Consigna A
Indica si cada afirmación coincide con el texto sobre el cocido maragato y cita las palabras del texto que lo deciden: (i) Alfonso Botas cocinó en restaurantes con estrella Michelin antes de volver al pueblo de su abuelo; (ii) el cocido del Mesón del Arriero se puede recibir a domicilio desde enero; (iii) el Mesón del Arriero está en Castrillo de los Polvazares.
Consigna B
Según el texto sobre el cocido maragato, ¿los cocidos y potes de qué regiones une este plato con las virtudes de los cocidos de la zona centro?
Consigna C
Copia literalmente el fragmento del texto sobre el cocido maragato que va desde "El cocido maragato que llega" hasta "los productos adecuados.".

Texto proporcionado

El cocido maragato que llega a tu casa
Tras cocinar en restaurantes con estrella Michelin, Alfonso Botas volvió al pueblo de su abuelo y se especializó en cocido maragato en el Mesón del Arriero. Ahora lo envía desde León a cualquier parte de España.
Empezamos a entrar en temporada de cocidos, esa especialidad que en España tiene casi tantas variantes como comarcas y que muchos asociamos con salir a comer fuera, con días de excursión, sobremesa eterna y paseos al frío. Algo que este año, al menos por el momento, la mayoría no vamos a poder hacer. Es cierto que uno puede preparar un cocido en casa, pero, reconozcámoslo, no es lo mismo. No solo porque nos falte el desplazamiento hasta ese lugar, que suele ser una casa de comidas tradicional a la que volvemos una o dos veces al año a cumplir con el ritual, sino porque además no siempre es fácil encontrar los productos adecuados.
A eso se le suma que en la mayoría de las casas ya no vive tanta gente. Así que aquellos cocidos que tenían sentido para seis, para ocho o para 10 personas resultan, cuando los cocinamos para dos o tres, casi un poco tristones. Buscando una alternativa, porque no me resignaba a pasar un invierno sin este plato, llegamos hasta el cocido maragato que Alfonso Botas prepara en el Mesón del Arriero (Castrillo de los Polvazares, León), y que desde marzo se puede recibir a domicilio en cualquier lugar de España.
El cocido maragato
Es curioso cómo dentro de las docenas de variantes de cocido —pucheros, berzas y demás familias— que existen hay algunos que se han labrado una fama especial en toda España. Es el caso del cocido madrileño, sin duda. Probablemente también el cocido gallego o el montañés: junto a ellos, en uno de los primeros puestos, está el maragato. Este plato, que entra casi en la categoría de menú completo, es el eslabón que une los cocidos y potes de Galicia o Asturias con las virtudes de los cocidos de la zona centro. Lo mejor de cada casa, vaya: por un lado las carnes y los chorizos con ese ahumado potente, pero no excesivo que podemos relacionar más con las montañas del norte, por otra parte el relleno y los garbanzos que miran más a la tradición de la meseta.

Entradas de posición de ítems
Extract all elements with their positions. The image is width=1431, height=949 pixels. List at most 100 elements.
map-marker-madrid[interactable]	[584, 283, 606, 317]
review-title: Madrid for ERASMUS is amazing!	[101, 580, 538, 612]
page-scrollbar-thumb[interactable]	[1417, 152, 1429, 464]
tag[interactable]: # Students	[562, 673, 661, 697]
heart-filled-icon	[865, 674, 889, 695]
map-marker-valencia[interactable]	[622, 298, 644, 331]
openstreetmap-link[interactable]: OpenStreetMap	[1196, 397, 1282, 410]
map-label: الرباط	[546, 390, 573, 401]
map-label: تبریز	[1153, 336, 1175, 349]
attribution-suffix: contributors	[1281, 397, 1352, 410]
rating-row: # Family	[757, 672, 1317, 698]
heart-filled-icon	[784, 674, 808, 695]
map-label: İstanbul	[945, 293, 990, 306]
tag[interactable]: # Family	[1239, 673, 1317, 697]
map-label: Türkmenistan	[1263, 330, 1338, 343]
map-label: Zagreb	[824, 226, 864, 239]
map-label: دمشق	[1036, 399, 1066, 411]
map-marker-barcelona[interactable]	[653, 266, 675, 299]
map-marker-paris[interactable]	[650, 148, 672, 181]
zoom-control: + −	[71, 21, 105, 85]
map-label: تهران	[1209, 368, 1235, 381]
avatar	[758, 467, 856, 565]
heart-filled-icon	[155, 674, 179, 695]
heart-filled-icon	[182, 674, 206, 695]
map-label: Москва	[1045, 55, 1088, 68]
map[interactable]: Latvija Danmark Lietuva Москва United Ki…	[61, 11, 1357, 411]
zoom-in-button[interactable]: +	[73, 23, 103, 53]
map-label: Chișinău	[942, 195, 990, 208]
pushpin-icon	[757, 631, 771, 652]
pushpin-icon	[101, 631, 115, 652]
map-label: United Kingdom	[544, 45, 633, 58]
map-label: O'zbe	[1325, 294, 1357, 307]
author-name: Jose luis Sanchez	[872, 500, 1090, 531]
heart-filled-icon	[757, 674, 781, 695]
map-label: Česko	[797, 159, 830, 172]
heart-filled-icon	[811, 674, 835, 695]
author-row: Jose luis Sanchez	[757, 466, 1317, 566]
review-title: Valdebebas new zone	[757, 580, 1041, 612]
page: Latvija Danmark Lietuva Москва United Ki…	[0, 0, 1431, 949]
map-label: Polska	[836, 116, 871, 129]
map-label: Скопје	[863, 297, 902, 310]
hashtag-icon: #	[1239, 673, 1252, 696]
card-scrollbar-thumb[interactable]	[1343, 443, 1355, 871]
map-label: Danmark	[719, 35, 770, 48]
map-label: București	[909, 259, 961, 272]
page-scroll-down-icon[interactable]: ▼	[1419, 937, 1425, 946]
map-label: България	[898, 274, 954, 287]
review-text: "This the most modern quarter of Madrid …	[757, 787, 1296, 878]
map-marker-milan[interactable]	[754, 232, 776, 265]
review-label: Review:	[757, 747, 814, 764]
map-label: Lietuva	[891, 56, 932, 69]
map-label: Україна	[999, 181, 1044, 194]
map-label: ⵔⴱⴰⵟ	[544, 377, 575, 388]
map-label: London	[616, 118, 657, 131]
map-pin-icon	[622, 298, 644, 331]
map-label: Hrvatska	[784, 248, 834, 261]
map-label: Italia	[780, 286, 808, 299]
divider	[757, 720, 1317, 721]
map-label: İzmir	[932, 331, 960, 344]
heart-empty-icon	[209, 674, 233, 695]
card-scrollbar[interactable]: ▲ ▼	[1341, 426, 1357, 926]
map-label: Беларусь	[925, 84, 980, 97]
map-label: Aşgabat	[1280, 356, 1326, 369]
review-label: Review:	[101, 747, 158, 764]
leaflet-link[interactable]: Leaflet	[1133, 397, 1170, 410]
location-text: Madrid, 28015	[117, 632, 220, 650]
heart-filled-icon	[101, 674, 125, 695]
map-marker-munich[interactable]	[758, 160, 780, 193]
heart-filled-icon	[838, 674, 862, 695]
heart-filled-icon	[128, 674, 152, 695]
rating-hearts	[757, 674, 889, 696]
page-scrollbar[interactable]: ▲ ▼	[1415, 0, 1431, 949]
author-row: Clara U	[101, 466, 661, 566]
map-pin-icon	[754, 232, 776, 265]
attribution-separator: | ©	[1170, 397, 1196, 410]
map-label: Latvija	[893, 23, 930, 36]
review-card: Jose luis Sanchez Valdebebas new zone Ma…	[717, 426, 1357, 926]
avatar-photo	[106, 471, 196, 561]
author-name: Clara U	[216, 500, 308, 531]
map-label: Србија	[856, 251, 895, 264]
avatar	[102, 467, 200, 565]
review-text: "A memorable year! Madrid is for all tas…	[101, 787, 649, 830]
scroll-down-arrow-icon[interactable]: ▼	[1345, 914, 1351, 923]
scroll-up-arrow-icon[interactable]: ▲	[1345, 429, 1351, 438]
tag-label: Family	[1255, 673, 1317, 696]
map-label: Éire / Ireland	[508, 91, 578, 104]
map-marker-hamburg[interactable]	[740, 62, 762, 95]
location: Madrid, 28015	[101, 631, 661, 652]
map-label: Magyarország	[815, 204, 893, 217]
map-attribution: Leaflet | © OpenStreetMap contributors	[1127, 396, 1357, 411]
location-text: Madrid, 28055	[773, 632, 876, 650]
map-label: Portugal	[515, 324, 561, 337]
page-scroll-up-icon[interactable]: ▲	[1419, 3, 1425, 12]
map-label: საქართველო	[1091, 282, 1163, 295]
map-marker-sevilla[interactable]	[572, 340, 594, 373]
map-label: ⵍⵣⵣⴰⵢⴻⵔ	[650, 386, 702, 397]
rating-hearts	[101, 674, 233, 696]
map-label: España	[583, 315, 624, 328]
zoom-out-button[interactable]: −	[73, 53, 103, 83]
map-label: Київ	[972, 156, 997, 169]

Respuesta A
(i) Sí: "Tras cocinar en restaurantes con estrella Michelin, Alfonso Botas volvió al pueblo de su abuelo".
(ii) No: "desde marzo se puede recibir a domicilio en cualquier lugar de España".
(iii) Sí: "Mesón del Arriero (Castrillo de los Polvazares, León)".

Respuesta B
Los de Galicia o Asturias.

Respuesta C
El cocido maragato que llega a tu casa
Tras cocinar en restaurantes con estrella Michelin, Alfonso Botas volvió al pueblo de su abuelo y se especializó en cocido maragato en el Mesón del Arriero. Ahora lo envía desde León a cualquier parte de España.
Empezamos a entrar en temporada de cocidos, esa especialidad que en España tiene casi tantas variantes como comarcas y que muchos asociamos con salir a comer fuera, con días de excursión, sobremesa eterna y paseos al frío. Algo que este año, al menos por el momento, la mayoría no vamos a poder hacer. Es cierto que uno puede preparar un cocido en casa, pero, reconozcámoslo, no es lo mismo. No solo porque nos falte el desplazamiento hasta ese lugar, que suele ser una casa de comidas tradicional a la que volvemos una o dos veces al año a cumplir con el ritual, sino porque además no siempre es fácil encontrar los productos adecuados.